/---

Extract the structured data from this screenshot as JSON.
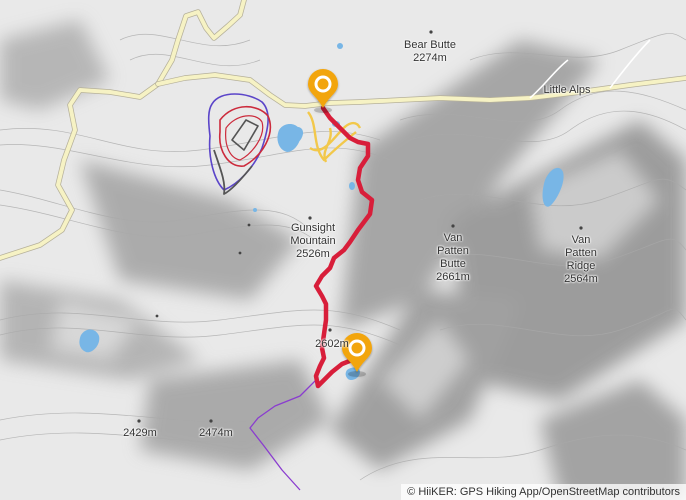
{
  "map": {
    "labels": {
      "bear_butte": {
        "name": "Bear Butte",
        "elevation": "2274m"
      },
      "little_alps": {
        "name": "Little Alps"
      },
      "gunsight_mountain": {
        "name": "Gunsight Mountain",
        "elevation": "2526m"
      },
      "van_patten_butte": {
        "name": "Van Patten Butte",
        "elevation": "2661m"
      },
      "van_patten_ridge": {
        "name": "Van Patten Ridge",
        "elevation": "2564m"
      },
      "peak_2602": {
        "elevation": "2602m"
      },
      "peak_2429": {
        "elevation": "2429m"
      },
      "peak_2474": {
        "elevation": "2474m"
      }
    },
    "route": {
      "color": "#d81e3a"
    },
    "markers": [
      {
        "name": "start",
        "icon": "map-pin-icon"
      },
      {
        "name": "end",
        "icon": "map-pin-icon"
      }
    ],
    "colors": {
      "marker": "#f2a511",
      "road": "#f6f2c4",
      "water": "#78b6e6",
      "trail_purple": "#8a3ccf",
      "trail_yellow": "#f2c84b"
    },
    "attribution": "© HiiKER: GPS Hiking App/OpenStreetMap contributors"
  }
}
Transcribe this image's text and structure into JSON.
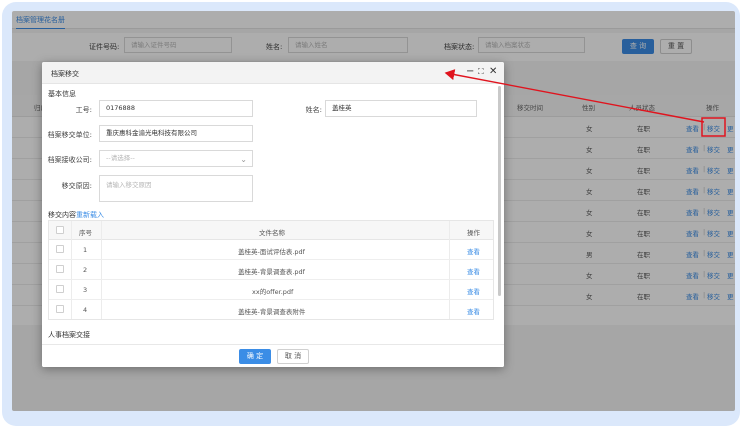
{
  "colors": {
    "accent": "#3b8de6",
    "annotation": "#e0141e"
  },
  "tabbar": {
    "active_tab": "档案管理花名册"
  },
  "filters": {
    "id_label": "证件号码:",
    "id_placeholder": "请输入证件号码",
    "name_label": "姓名:",
    "name_placeholder": "请输入姓名",
    "status_label": "档案状态:",
    "status_placeholder": "请输入档案状态",
    "query_button": "查 询",
    "reset_button": "重 置"
  },
  "grid": {
    "headers": {
      "left_partial": "归口",
      "transfer_time": "移交时间",
      "gender": "性别",
      "staff_status": "人员状态",
      "actions": "操作"
    },
    "rows": [
      {
        "gender": "女",
        "status": "在职"
      },
      {
        "gender": "女",
        "status": "在职"
      },
      {
        "gender": "女",
        "status": "在职"
      },
      {
        "gender": "女",
        "status": "在职"
      },
      {
        "gender": "女",
        "status": "在职"
      },
      {
        "gender": "女",
        "status": "在职"
      },
      {
        "gender": "男",
        "status": "在职"
      },
      {
        "gender": "女",
        "status": "在职"
      },
      {
        "gender": "女",
        "status": "在职"
      }
    ],
    "action_view": "查看",
    "action_transfer": "移交",
    "action_more_partial": "更"
  },
  "modal": {
    "title": "档案移交",
    "controls": {
      "minimize": "−",
      "maximize": "⛶",
      "close": "✕"
    },
    "basic_section": "基本信息",
    "employee_no_label": "工号:",
    "employee_no_value": "0176888",
    "name_label": "姓名:",
    "name_value": "盖桂英",
    "from_unit_label": "档案移交单位:",
    "from_unit_value": "重庆惠科金渝光电科技有限公司",
    "to_company_label": "档案接收公司:",
    "to_company_placeholder": "--请选择--",
    "reason_label": "移交原因:",
    "reason_placeholder": "请输入移交原因",
    "content_label": "移交内容",
    "reload_link": "重新载入",
    "table": {
      "headers": {
        "seq": "序号",
        "filename": "文件名称",
        "action": "操作"
      },
      "rows": [
        {
          "seq": "1",
          "filename": "盖桂英-面试评估表.pdf",
          "action": "查看"
        },
        {
          "seq": "2",
          "filename": "盖桂英-背景调查表.pdf",
          "action": "查看"
        },
        {
          "seq": "3",
          "filename": "xx的offer.pdf",
          "action": "查看"
        },
        {
          "seq": "4",
          "filename": "盖桂英-背景调查表附件",
          "action": "查看"
        }
      ]
    },
    "hr_section": "人事档案交接",
    "ok_button": "确 定",
    "cancel_button": "取 消"
  }
}
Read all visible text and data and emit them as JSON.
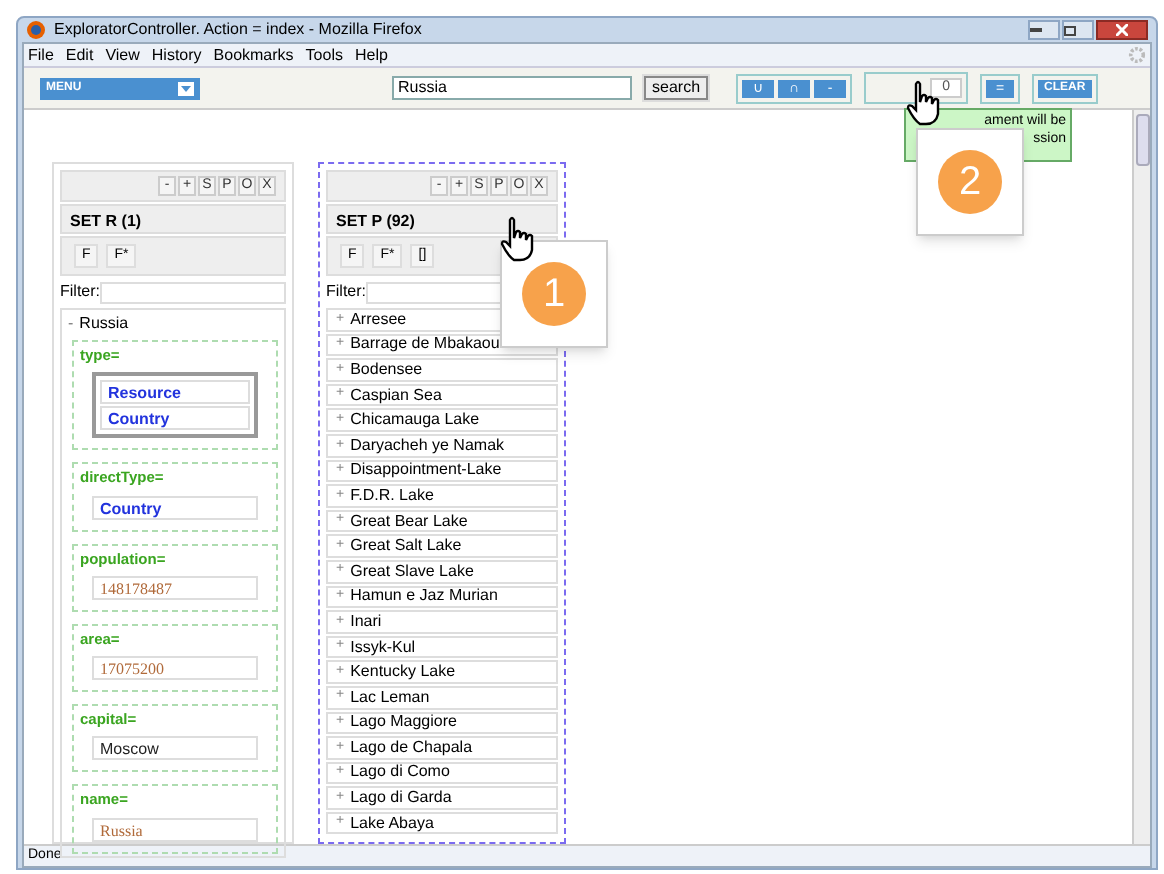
{
  "window": {
    "title": "ExploratorController. Action = index - Mozilla Firefox"
  },
  "menu_bar": [
    "File",
    "Edit",
    "View",
    "History",
    "Bookmarks",
    "Tools",
    "Help"
  ],
  "toolbar": {
    "menu_button": "MENU",
    "search": {
      "value": "Russia"
    },
    "search_button": "search",
    "set_operations": [
      "∪",
      "∩",
      "-"
    ],
    "number_field": {
      "value": "0"
    },
    "equals_button": "=",
    "clear_button": "CLEAR"
  },
  "tooltip": {
    "lines": [
      "ament will be",
      "ssion"
    ]
  },
  "callouts": [
    "1",
    "2"
  ],
  "left_panel": {
    "tools": [
      "-",
      "+",
      "S",
      "P",
      "O",
      "X"
    ],
    "title": "SET R (1)",
    "filter_buttons": [
      "F",
      "F*"
    ],
    "filter_label": "Filter:",
    "resource": {
      "toggle": "-",
      "label": "Russia",
      "properties": [
        {
          "name": "type=",
          "values": [
            {
              "text": "Resource",
              "kind": "resource"
            },
            {
              "text": "Country",
              "kind": "resource"
            }
          ]
        },
        {
          "name": "directType=",
          "values": [
            {
              "text": "Country",
              "kind": "resource"
            }
          ]
        },
        {
          "name": "population=",
          "values": [
            {
              "text": "148178487",
              "kind": "literal"
            }
          ]
        },
        {
          "name": "area=",
          "values": [
            {
              "text": "17075200",
              "kind": "literal"
            }
          ]
        },
        {
          "name": "capital=",
          "values": [
            {
              "text": "Moscow",
              "kind": "plain"
            }
          ]
        },
        {
          "name": "name=",
          "values": [
            {
              "text": "Russia",
              "kind": "literal"
            }
          ]
        }
      ]
    }
  },
  "middle_panel": {
    "tools": [
      "-",
      "+",
      "S",
      "P",
      "O",
      "X"
    ],
    "title": "SET P (92)",
    "filter_buttons": [
      "F",
      "F*",
      "[]"
    ],
    "filter_label": "Filter:",
    "items": [
      "Arresee",
      "Barrage de Mbakaou",
      "Bodensee",
      "Caspian Sea",
      "Chicamauga Lake",
      "Daryacheh ye Namak",
      "Disappointment-Lake",
      "F.D.R. Lake",
      "Great Bear Lake",
      "Great Salt Lake",
      "Great Slave Lake",
      "Hamun e Jaz Murian",
      "Inari",
      "Issyk-Kul",
      "Kentucky Lake",
      "Lac Leman",
      "Lago Maggiore",
      "Lago de Chapala",
      "Lago di Como",
      "Lago di Garda",
      "Lake Abaya"
    ],
    "item_toggle": "+"
  },
  "status_bar": "Done"
}
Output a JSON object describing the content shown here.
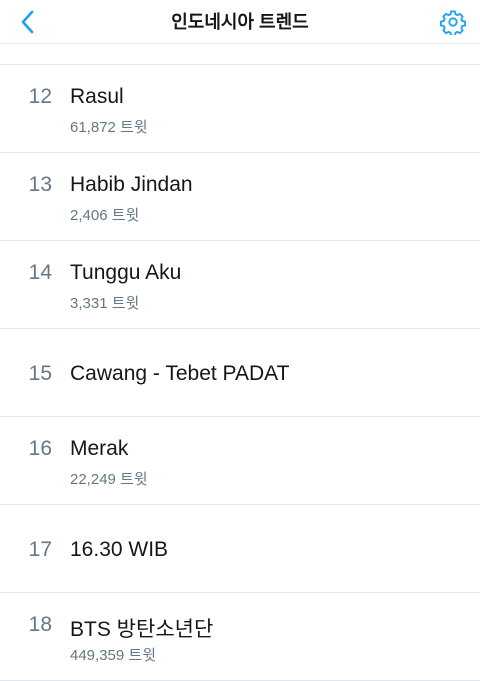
{
  "header": {
    "title": "인도네시아 트렌드",
    "back_icon": "chevron-left-icon",
    "settings_icon": "gear-icon"
  },
  "colors": {
    "accent": "#1da1f2",
    "primary_text": "#14171a",
    "secondary_text": "#657786",
    "divider": "#e1e8ed"
  },
  "trends": [
    {
      "rank": "12",
      "name": "Rasul",
      "count": "61,872 트윗"
    },
    {
      "rank": "13",
      "name": "Habib Jindan",
      "count": "2,406 트윗"
    },
    {
      "rank": "14",
      "name": "Tunggu Aku",
      "count": "3,331 트윗"
    },
    {
      "rank": "15",
      "name": "Cawang - Tebet PADAT",
      "count": ""
    },
    {
      "rank": "16",
      "name": "Merak",
      "count": "22,249 트윗"
    },
    {
      "rank": "17",
      "name": "16.30 WIB",
      "count": ""
    },
    {
      "rank": "18",
      "name": "BTS 방탄소년단",
      "count": "449,359 트윗"
    }
  ]
}
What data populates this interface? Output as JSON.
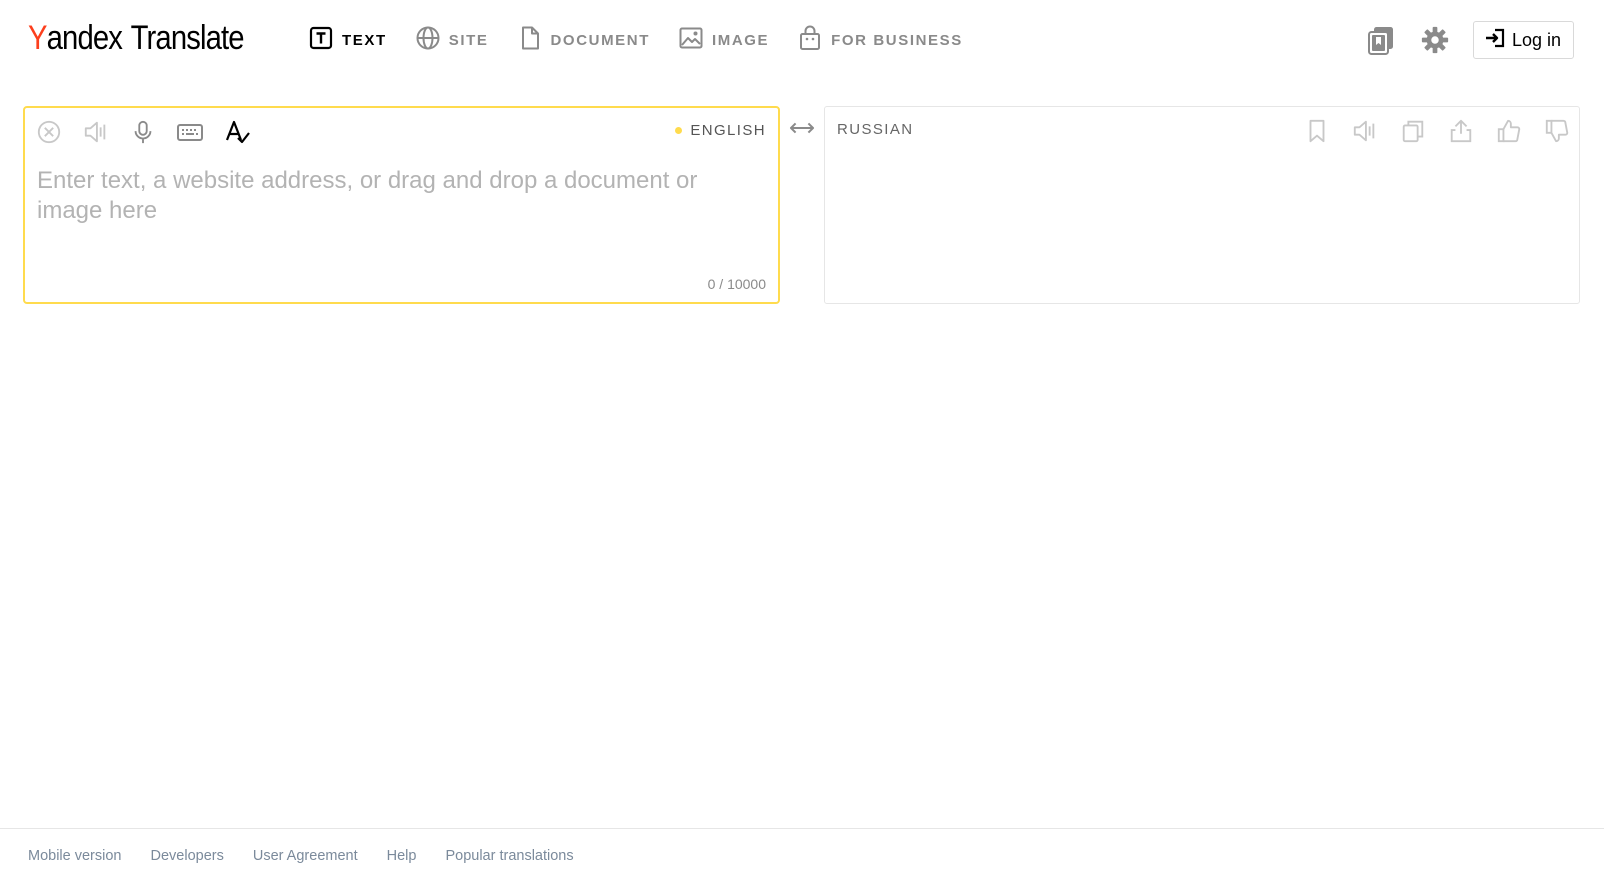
{
  "logo": {
    "brand_first": "Y",
    "brand_rest": "andex",
    "product": "Translate",
    "brand_color": "#fc3f1d"
  },
  "nav": {
    "items": [
      {
        "label": "TEXT",
        "icon": "text-icon",
        "active": true
      },
      {
        "label": "SITE",
        "icon": "globe-icon",
        "active": false
      },
      {
        "label": "DOCUMENT",
        "icon": "document-icon",
        "active": false
      },
      {
        "label": "IMAGE",
        "icon": "image-icon",
        "active": false
      },
      {
        "label": "FOR BUSINESS",
        "icon": "briefcase-icon",
        "active": false
      }
    ]
  },
  "header_right": {
    "collections_icon": "collections-icon",
    "settings_icon": "gear-icon",
    "login_label": "Log in",
    "login_icon": "login-icon"
  },
  "source": {
    "language": "ENGLISH",
    "placeholder": "Enter text, a website address, or drag and drop a document or image here",
    "value": "",
    "counter": "0 / 10000",
    "tools": [
      "clear-icon",
      "speaker-icon",
      "microphone-icon",
      "keyboard-icon",
      "spellcheck-icon"
    ],
    "accent": "#ffdb4d"
  },
  "target": {
    "language": "RUSSIAN",
    "tools": [
      "bookmark-icon",
      "speaker-icon",
      "copy-icon",
      "share-icon",
      "thumbs-up-icon",
      "thumbs-down-icon"
    ]
  },
  "swap_icon": "swap-arrows-icon",
  "footer": {
    "links": [
      "Mobile version",
      "Developers",
      "User Agreement",
      "Help",
      "Popular translations"
    ]
  }
}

\---

→ THE REQUEST: Scan the listing above and identify each line holding the string "data"; copy every such line.

→ OUTPUT FOR THIS EXERCISE:
Extract the structured data from this screenshot as JSON.
Read all visible text and data and emit them as JSON.
What data populates this interface? Output as JSON.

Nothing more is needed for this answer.